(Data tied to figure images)
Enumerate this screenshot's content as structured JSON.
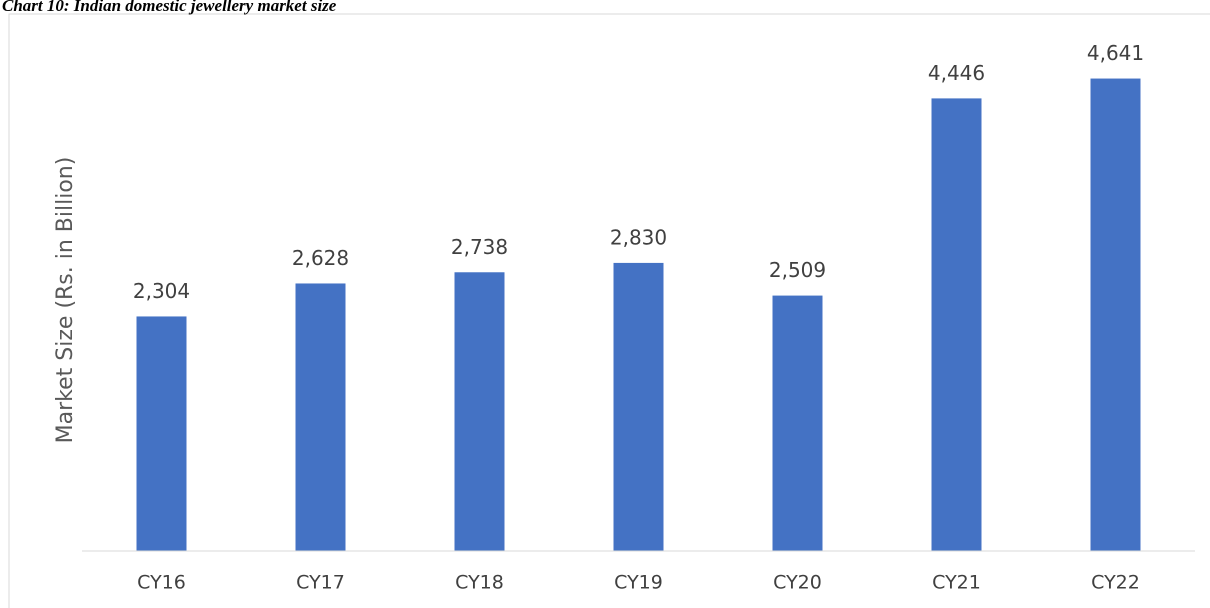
{
  "chart_data": {
    "type": "bar",
    "title": "Chart 10: Indian domestic jewellery market size",
    "y_label": "Market Size (Rs. in Billion)",
    "categories": [
      "CY16",
      "CY17",
      "CY18",
      "CY19",
      "CY20",
      "CY21",
      "CY22"
    ],
    "values": [
      2304,
      2628,
      2738,
      2830,
      2509,
      4446,
      4641
    ],
    "value_labels": [
      "2,304",
      "2,628",
      "2,738",
      "2,830",
      "2,509",
      "4,446",
      "4,641"
    ],
    "color": "#4472c4",
    "ylim": [
      0,
      5000
    ]
  }
}
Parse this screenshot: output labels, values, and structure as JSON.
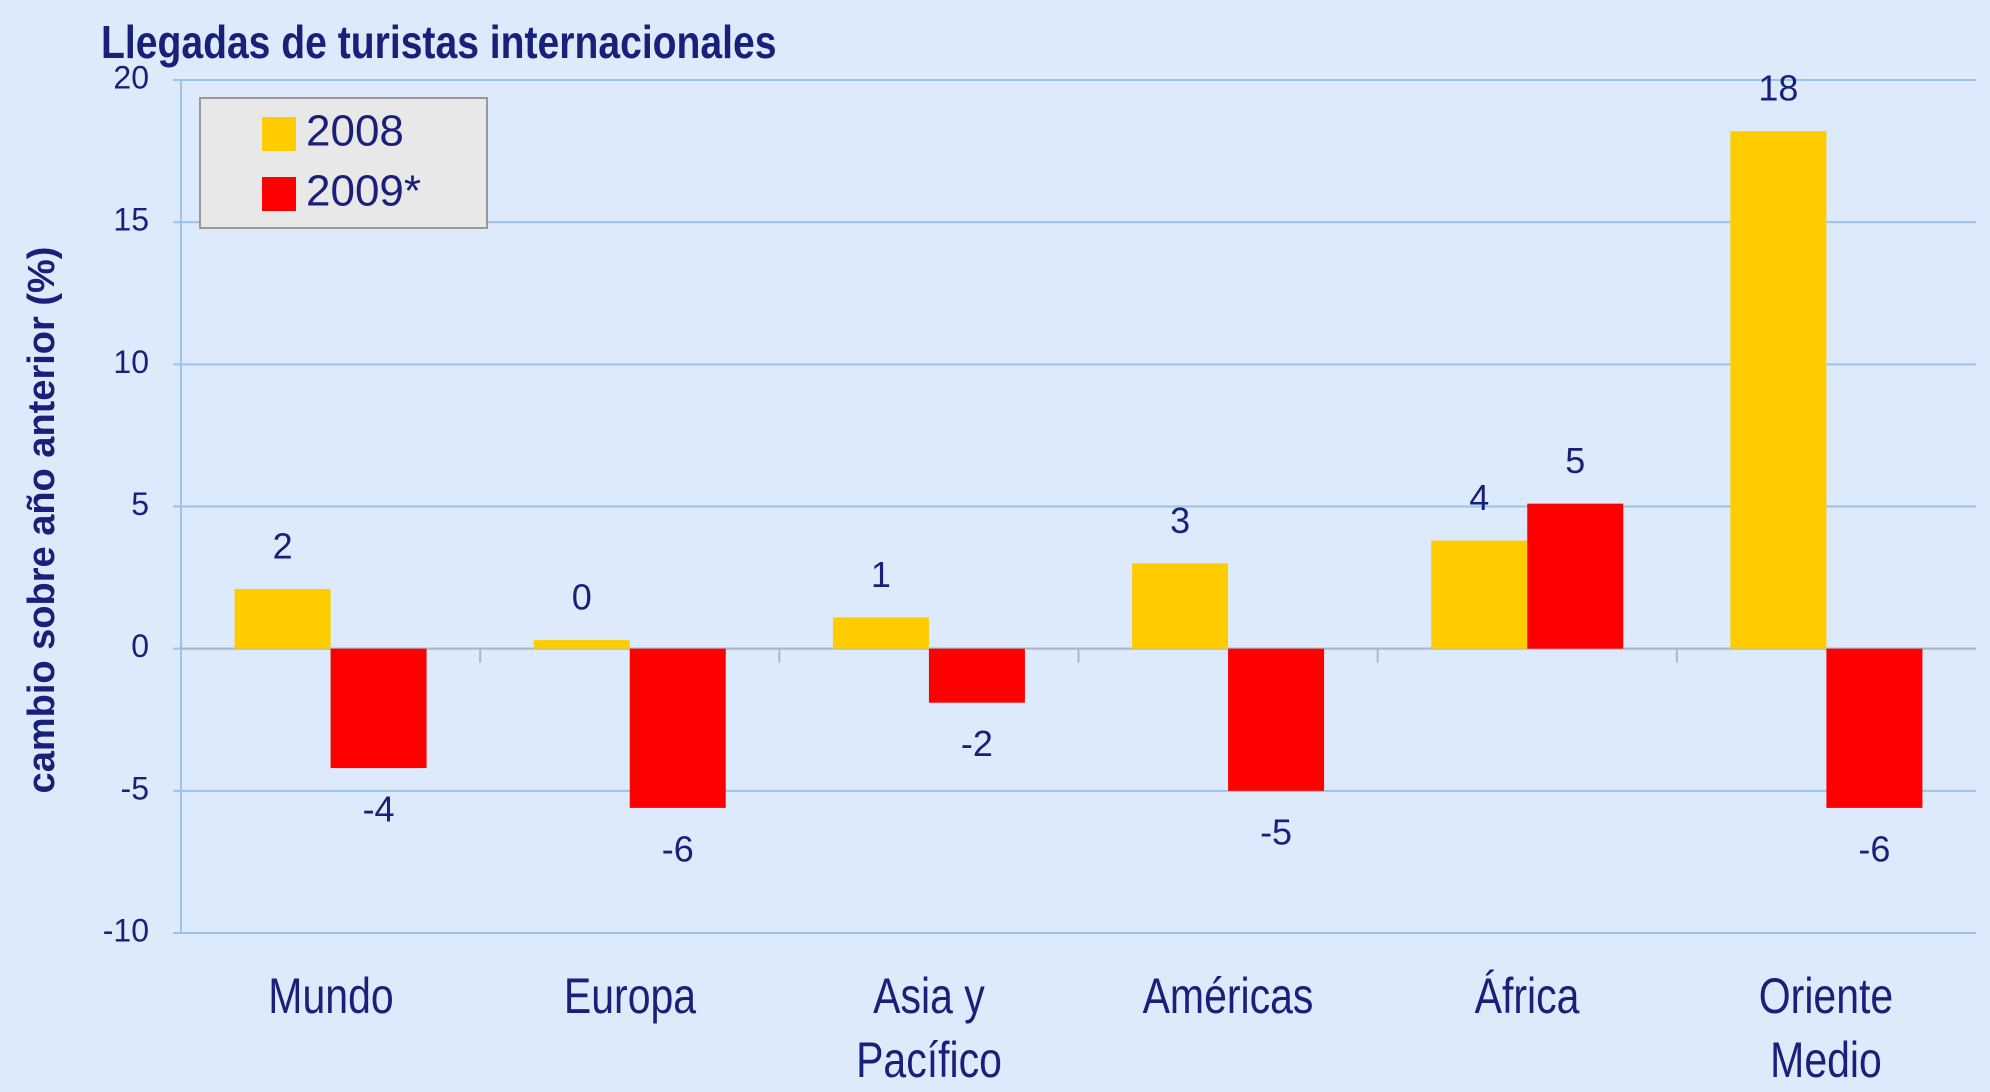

### WHAT IS REQUIRED
Each entry gets copied exactly; the pictures stay out.

### RESPONSE TO THE TASK
Enumerate this screenshot's content as structured JSON.
{
  "chart_data": {
    "type": "bar",
    "title": "Chart 10: Indian domestic jewellery market size",
    "y_label": "Market Size (Rs. in Billion)",
    "categories": [
      "CY16",
      "CY17",
      "CY18",
      "CY19",
      "CY20",
      "CY21",
      "CY22"
    ],
    "values": [
      2304,
      2628,
      2738,
      2830,
      2509,
      4446,
      4641
    ],
    "value_labels": [
      "2,304",
      "2,628",
      "2,738",
      "2,830",
      "2,509",
      "4,446",
      "4,641"
    ],
    "color": "#4472c4",
    "ylim": [
      0,
      5000
    ]
  }
}
Parse this screenshot: output labels, values, and structure as JSON.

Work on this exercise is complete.